EXERCISE INSTRUCTIONS
Wherever the string "местах" appears in a line, extract that line.

Recorded data:
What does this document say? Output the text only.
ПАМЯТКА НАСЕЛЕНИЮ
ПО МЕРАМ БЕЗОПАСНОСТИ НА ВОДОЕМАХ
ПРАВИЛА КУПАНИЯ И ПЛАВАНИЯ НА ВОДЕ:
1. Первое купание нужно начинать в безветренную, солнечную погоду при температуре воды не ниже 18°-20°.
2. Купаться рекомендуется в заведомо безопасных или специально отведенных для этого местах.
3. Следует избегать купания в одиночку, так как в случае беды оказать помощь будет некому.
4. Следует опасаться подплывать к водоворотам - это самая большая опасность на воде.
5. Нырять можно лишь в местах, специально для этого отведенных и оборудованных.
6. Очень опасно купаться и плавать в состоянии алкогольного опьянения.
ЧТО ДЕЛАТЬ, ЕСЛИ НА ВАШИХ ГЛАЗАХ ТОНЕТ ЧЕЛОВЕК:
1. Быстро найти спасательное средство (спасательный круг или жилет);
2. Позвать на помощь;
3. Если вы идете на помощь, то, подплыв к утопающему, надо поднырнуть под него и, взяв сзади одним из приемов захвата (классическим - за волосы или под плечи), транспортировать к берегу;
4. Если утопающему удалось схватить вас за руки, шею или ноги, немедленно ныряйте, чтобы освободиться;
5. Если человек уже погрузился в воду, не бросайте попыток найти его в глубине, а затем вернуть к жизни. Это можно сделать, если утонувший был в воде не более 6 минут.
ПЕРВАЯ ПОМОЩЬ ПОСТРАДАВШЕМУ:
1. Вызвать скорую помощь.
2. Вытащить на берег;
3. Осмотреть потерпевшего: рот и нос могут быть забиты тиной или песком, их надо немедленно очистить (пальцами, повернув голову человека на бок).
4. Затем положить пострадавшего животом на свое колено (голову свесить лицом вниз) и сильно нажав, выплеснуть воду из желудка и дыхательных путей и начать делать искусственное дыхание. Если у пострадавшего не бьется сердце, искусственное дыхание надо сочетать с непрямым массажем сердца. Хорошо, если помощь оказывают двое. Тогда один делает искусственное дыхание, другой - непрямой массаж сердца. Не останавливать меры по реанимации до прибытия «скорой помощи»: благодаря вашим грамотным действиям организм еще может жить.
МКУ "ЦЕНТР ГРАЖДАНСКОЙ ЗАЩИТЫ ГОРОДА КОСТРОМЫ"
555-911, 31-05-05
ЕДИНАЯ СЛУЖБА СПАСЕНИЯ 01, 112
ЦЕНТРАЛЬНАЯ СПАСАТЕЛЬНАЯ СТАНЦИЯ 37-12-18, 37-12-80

==

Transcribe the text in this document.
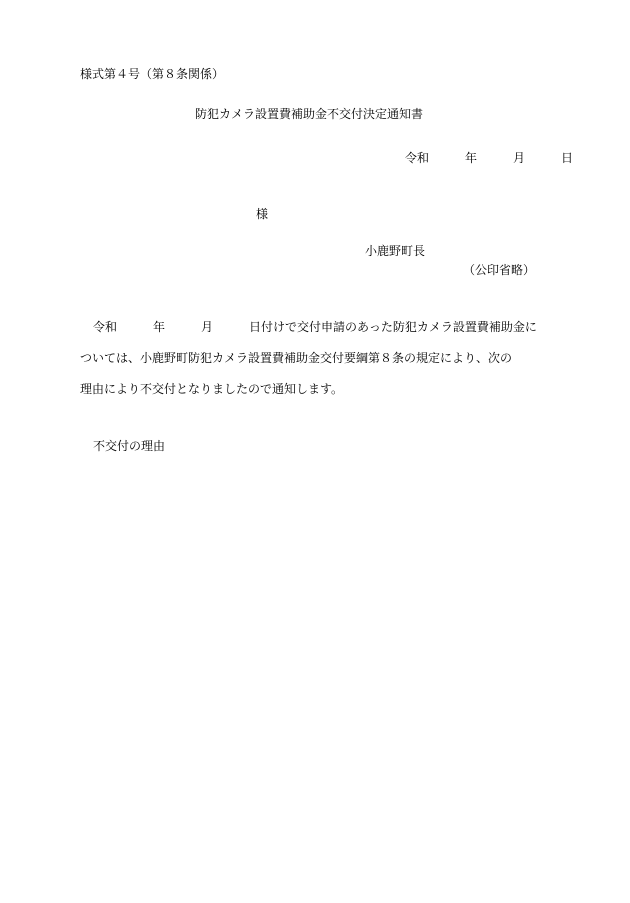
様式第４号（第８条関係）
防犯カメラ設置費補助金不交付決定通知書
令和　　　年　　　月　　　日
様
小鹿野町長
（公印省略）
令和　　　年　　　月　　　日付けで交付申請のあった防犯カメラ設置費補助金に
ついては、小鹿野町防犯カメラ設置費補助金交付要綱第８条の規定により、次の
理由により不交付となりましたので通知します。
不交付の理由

RESULT OF THE TASK
2. Купаться рекомендуется в заведомо безопасных или специально отведенных для этого местах.
5. Нырять можно лишь в местах, специально для этого отведенных и оборудованных.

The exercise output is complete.